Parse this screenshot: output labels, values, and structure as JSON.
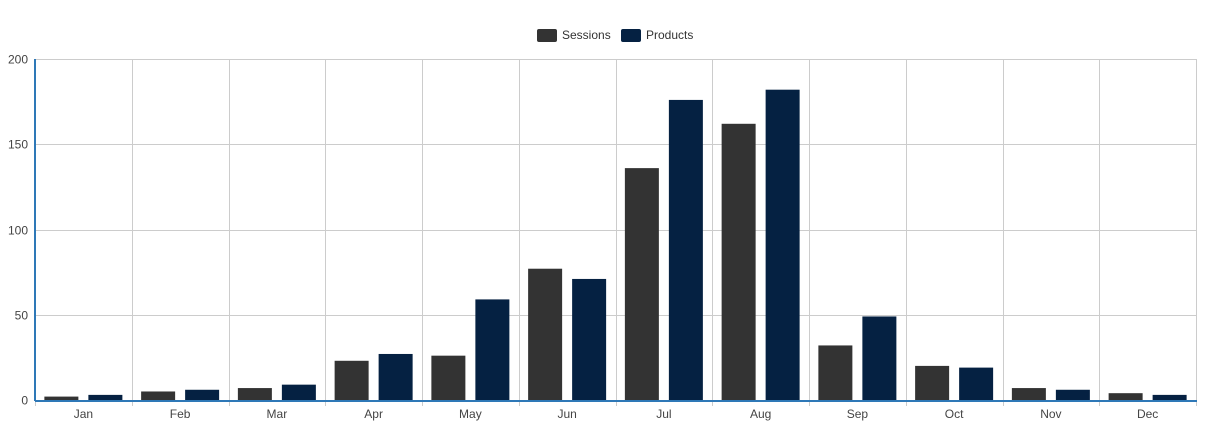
{
  "chart_data": {
    "type": "bar",
    "categories": [
      "Jan",
      "Feb",
      "Mar",
      "Apr",
      "May",
      "Jun",
      "Jul",
      "Aug",
      "Sep",
      "Oct",
      "Nov",
      "Dec"
    ],
    "series": [
      {
        "name": "Sessions",
        "color": "#333333",
        "values": [
          2,
          5,
          7,
          23,
          26,
          77,
          136,
          162,
          32,
          20,
          7,
          4
        ]
      },
      {
        "name": "Products",
        "color": "#052142",
        "values": [
          3,
          6,
          9,
          27,
          59,
          71,
          176,
          182,
          49,
          19,
          6,
          3
        ]
      }
    ],
    "ylim": [
      0,
      200
    ],
    "yticks": [
      "0",
      "50",
      "100",
      "150",
      "200"
    ],
    "grid": true,
    "legend_position": "top-center",
    "axis_color": "#2e78b7"
  }
}
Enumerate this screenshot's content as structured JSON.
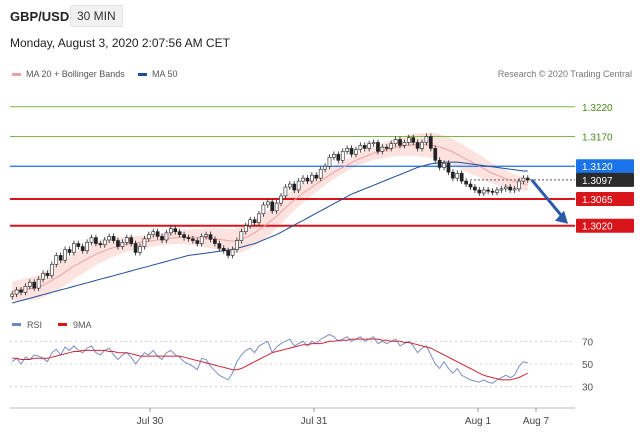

- - - -

◆ THE TASK ◆
Quote all the lines above exactly as given. Do not include the pictures.

◆ WRITTEN RESPONSE ◆
Parse this screenshot: output labels, values, and structure as JSON.
{
  "chart_data": {
    "type": "bar",
    "categories": [
      "Jan",
      "Feb",
      "Mar",
      "Apr",
      "May",
      "Jun",
      "Jul",
      "Aug",
      "Sep",
      "Oct",
      "Nov",
      "Dec"
    ],
    "series": [
      {
        "name": "Sessions",
        "color": "#333333",
        "values": [
          2,
          5,
          7,
          23,
          26,
          77,
          136,
          162,
          32,
          20,
          7,
          4
        ]
      },
      {
        "name": "Products",
        "color": "#052142",
        "values": [
          3,
          6,
          9,
          27,
          59,
          71,
          176,
          182,
          49,
          19,
          6,
          3
        ]
      }
    ],
    "ylim": [
      0,
      200
    ],
    "yticks": [
      "0",
      "50",
      "100",
      "150",
      "200"
    ],
    "grid": true,
    "legend_position": "top-center",
    "axis_color": "#2e78b7"
  }
}
Enumerate this screenshot's content as structured JSON.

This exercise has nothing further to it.